>> begin Material for this task
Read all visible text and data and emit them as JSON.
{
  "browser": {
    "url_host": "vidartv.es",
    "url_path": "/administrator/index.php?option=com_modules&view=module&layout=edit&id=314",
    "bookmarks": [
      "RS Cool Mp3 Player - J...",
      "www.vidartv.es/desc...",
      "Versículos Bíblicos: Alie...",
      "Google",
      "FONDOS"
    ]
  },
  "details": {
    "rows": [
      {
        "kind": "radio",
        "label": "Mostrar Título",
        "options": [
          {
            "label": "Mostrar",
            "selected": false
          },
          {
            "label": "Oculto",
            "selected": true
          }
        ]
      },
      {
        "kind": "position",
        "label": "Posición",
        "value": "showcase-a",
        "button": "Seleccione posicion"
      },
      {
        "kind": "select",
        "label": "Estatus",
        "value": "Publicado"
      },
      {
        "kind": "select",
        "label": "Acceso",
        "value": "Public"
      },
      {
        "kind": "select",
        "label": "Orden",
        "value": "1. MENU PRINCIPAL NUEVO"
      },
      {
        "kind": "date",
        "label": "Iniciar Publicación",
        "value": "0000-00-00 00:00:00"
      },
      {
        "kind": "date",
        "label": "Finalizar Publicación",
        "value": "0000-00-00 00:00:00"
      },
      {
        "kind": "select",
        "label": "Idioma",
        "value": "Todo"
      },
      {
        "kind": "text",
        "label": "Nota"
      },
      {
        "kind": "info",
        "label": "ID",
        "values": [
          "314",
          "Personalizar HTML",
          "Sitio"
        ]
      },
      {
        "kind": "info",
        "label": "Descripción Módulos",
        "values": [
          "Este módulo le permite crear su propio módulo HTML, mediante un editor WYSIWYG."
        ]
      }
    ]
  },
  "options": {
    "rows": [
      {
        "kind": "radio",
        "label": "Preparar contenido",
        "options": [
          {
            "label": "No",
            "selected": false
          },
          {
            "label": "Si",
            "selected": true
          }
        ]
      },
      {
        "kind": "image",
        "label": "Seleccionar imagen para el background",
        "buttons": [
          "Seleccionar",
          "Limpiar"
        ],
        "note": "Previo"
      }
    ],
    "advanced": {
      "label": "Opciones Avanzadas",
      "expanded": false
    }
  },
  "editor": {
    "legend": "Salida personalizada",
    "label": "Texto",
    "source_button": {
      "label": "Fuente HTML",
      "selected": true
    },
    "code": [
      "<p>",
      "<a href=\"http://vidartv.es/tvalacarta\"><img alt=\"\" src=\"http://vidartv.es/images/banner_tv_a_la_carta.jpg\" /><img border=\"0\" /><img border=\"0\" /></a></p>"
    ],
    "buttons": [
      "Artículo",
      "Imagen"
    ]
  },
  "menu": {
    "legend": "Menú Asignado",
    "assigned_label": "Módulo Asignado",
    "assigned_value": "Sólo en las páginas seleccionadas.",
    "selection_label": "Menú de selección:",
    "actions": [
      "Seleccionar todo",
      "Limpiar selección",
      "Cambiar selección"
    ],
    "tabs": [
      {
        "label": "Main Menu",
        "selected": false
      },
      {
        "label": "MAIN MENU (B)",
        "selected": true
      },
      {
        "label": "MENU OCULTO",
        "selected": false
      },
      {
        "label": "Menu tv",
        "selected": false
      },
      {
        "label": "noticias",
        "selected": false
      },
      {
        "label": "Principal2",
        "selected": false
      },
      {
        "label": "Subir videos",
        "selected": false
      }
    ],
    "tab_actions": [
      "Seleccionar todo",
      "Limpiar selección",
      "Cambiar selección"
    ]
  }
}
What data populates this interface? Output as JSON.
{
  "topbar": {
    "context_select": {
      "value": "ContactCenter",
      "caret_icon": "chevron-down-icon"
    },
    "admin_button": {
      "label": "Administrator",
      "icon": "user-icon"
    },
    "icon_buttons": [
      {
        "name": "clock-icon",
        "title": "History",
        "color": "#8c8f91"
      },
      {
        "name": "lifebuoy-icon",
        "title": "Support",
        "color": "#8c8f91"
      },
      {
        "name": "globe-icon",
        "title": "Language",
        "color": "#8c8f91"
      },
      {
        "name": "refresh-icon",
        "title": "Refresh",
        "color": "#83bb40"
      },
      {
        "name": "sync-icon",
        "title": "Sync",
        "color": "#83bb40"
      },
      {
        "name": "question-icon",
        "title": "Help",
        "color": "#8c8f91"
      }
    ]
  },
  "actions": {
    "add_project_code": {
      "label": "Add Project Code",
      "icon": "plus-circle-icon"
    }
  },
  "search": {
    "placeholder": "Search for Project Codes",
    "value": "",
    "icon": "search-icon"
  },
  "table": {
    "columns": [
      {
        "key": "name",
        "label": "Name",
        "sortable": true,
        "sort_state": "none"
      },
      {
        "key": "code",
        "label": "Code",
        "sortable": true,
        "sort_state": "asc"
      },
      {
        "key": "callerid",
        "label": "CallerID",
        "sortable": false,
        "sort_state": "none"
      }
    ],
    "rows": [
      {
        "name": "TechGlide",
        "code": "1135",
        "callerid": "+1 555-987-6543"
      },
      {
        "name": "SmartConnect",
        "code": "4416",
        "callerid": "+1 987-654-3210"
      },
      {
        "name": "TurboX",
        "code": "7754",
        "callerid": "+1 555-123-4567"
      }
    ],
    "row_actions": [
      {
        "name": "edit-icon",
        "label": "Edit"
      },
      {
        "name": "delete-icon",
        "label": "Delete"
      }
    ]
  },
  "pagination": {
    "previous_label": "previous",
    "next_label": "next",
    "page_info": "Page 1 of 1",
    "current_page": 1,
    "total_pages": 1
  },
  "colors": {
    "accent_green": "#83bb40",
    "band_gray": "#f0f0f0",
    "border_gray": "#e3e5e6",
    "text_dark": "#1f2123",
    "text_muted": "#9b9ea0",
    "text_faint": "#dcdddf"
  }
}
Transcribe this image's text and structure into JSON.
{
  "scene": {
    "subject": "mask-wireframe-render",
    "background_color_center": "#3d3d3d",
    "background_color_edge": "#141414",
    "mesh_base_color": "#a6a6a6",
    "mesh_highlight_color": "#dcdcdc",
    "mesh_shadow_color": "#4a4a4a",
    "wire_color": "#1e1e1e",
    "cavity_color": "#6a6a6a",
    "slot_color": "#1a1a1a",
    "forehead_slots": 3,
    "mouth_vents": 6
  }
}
>> end Material for this task
** Challenge **
Repeat the listing exactly, from its first line to its last.

** Written solution **
Read all visible text and data and emit them as JSON.
{
  "browser": {
    "url_host": "vidartv.es",
    "url_path": "/administrator/index.php?option=com_modules&view=module&layout=edit&id=314",
    "bookmarks": [
      "RS Cool Mp3 Player - J...",
      "www.vidartv.es/desc...",
      "Versículos Bíblicos: Alie...",
      "Google",
      "FONDOS"
    ]
  },
  "details": {
    "rows": [
      {
        "kind": "radio",
        "label": "Mostrar Título",
        "options": [
          {
            "label": "Mostrar",
            "selected": false
          },
          {
            "label": "Oculto",
            "selected": true
          }
        ]
      },
      {
        "kind": "position",
        "label": "Posición",
        "value": "showcase-a",
        "button": "Seleccione posicion"
      },
      {
        "kind": "select",
        "label": "Estatus",
        "value": "Publicado"
      },
      {
        "kind": "select",
        "label": "Acceso",
        "value": "Public"
      },
      {
        "kind": "select",
        "label": "Orden",
        "value": "1. MENU PRINCIPAL NUEVO"
      },
      {
        "kind": "date",
        "label": "Iniciar Publicación",
        "value": "0000-00-00 00:00:00"
      },
      {
        "kind": "date",
        "label": "Finalizar Publicación",
        "value": "0000-00-00 00:00:00"
      },
      {
        "kind": "select",
        "label": "Idioma",
        "value": "Todo"
      },
      {
        "kind": "text",
        "label": "Nota"
      },
      {
        "kind": "info",
        "label": "ID",
        "values": [
          "314",
          "Personalizar HTML",
          "Sitio"
        ]
      },
      {
        "kind": "info",
        "label": "Descripción Módulos",
        "values": [
          "Este módulo le permite crear su propio módulo HTML, mediante un editor WYSIWYG."
        ]
      }
    ]
  },
  "options": {
    "rows": [
      {
        "kind": "radio",
        "label": "Preparar contenido",
        "options": [
          {
            "label": "No",
            "selected": false
          },
          {
            "label": "Si",
            "selected": true
          }
        ]
      },
      {
        "kind": "image",
        "label": "Seleccionar imagen para el background",
        "buttons": [
          "Seleccionar",
          "Limpiar"
        ],
        "note": "Previo"
      }
    ],
    "advanced": {
      "label": "Opciones Avanzadas",
      "expanded": false
    }
  },
  "editor": {
    "legend": "Salida personalizada",
    "label": "Texto",
    "source_button": {
      "label": "Fuente HTML",
      "selected": true
    },
    "code": [
      "<p>",
      "<a href=\"http://vidartv.es/tvalacarta\"><img alt=\"\" src=\"http://vidartv.es/images/banner_tv_a_la_carta.jpg\" /><img border=\"0\" /><img border=\"0\" /></a></p>"
    ],
    "buttons": [
      "Artículo",
      "Imagen"
    ]
  },
  "menu": {
    "legend": "Menú Asignado",
    "assigned_label": "Módulo Asignado",
    "assigned_value": "Sólo en las páginas seleccionadas.",
    "selection_label": "Menú de selección:",
    "actions": [
      "Seleccionar todo",
      "Limpiar selección",
      "Cambiar selección"
    ],
    "tabs": [
      {
        "label": "Main Menu",
        "selected": false
      },
      {
        "label": "MAIN MENU (B)",
        "selected": true
      },
      {
        "label": "MENU OCULTO",
        "selected": false
      },
      {
        "label": "Menu tv",
        "selected": false
      },
      {
        "label": "noticias",
        "selected": false
      },
      {
        "label": "Principal2",
        "selected": false
      },
      {
        "label": "Subir videos",
        "selected": false
      }
    ],
    "tab_actions": [
      "Seleccionar todo",
      "Limpiar selección",
      "Cambiar selección"
    ]
  }
}
What data populates this interface? Output as JSON.
{
  "topbar": {
    "context_select": {
      "value": "ContactCenter",
      "caret_icon": "chevron-down-icon"
    },
    "admin_button": {
      "label": "Administrator",
      "icon": "user-icon"
    },
    "icon_buttons": [
      {
        "name": "clock-icon",
        "title": "History",
        "color": "#8c8f91"
      },
      {
        "name": "lifebuoy-icon",
        "title": "Support",
        "color": "#8c8f91"
      },
      {
        "name": "globe-icon",
        "title": "Language",
        "color": "#8c8f91"
      },
      {
        "name": "refresh-icon",
        "title": "Refresh",
        "color": "#83bb40"
      },
      {
        "name": "sync-icon",
        "title": "Sync",
        "color": "#83bb40"
      },
      {
        "name": "question-icon",
        "title": "Help",
        "color": "#8c8f91"
      }
    ]
  },
  "actions": {
    "add_project_code": {
      "label": "Add Project Code",
      "icon": "plus-circle-icon"
    }
  },
  "search": {
    "placeholder": "Search for Project Codes",
    "value": "",
    "icon": "search-icon"
  },
  "table": {
    "columns": [
      {
        "key": "name",
        "label": "Name",
        "sortable": true,
        "sort_state": "none"
      },
      {
        "key": "code",
        "label": "Code",
        "sortable": true,
        "sort_state": "asc"
      },
      {
        "key": "callerid",
        "label": "CallerID",
        "sortable": false,
        "sort_state": "none"
      }
    ],
    "rows": [
      {
        "name": "TechGlide",
        "code": "1135",
        "callerid": "+1 555-987-6543"
      },
      {
        "name": "SmartConnect",
        "code": "4416",
        "callerid": "+1 987-654-3210"
      },
      {
        "name": "TurboX",
        "code": "7754",
        "callerid": "+1 555-123-4567"
      }
    ],
    "row_actions": [
      {
        "name": "edit-icon",
        "label": "Edit"
      },
      {
        "name": "delete-icon",
        "label": "Delete"
      }
    ]
  },
  "pagination": {
    "previous_label": "previous",
    "next_label": "next",
    "page_info": "Page 1 of 1",
    "current_page": 1,
    "total_pages": 1
  },
  "colors": {
    "accent_green": "#83bb40",
    "band_gray": "#f0f0f0",
    "border_gray": "#e3e5e6",
    "text_dark": "#1f2123",
    "text_muted": "#9b9ea0",
    "text_faint": "#dcdddf"
  }
}
Transcribe this image's text and structure into JSON.
{
  "scene": {
    "subject": "mask-wireframe-render",
    "background_color_center": "#3d3d3d",
    "background_color_edge": "#141414",
    "mesh_base_color": "#a6a6a6",
    "mesh_highlight_color": "#dcdcdc",
    "mesh_shadow_color": "#4a4a4a",
    "wire_color": "#1e1e1e",
    "cavity_color": "#6a6a6a",
    "slot_color": "#1a1a1a",
    "forehead_slots": 3,
    "mouth_vents": 6
  }
}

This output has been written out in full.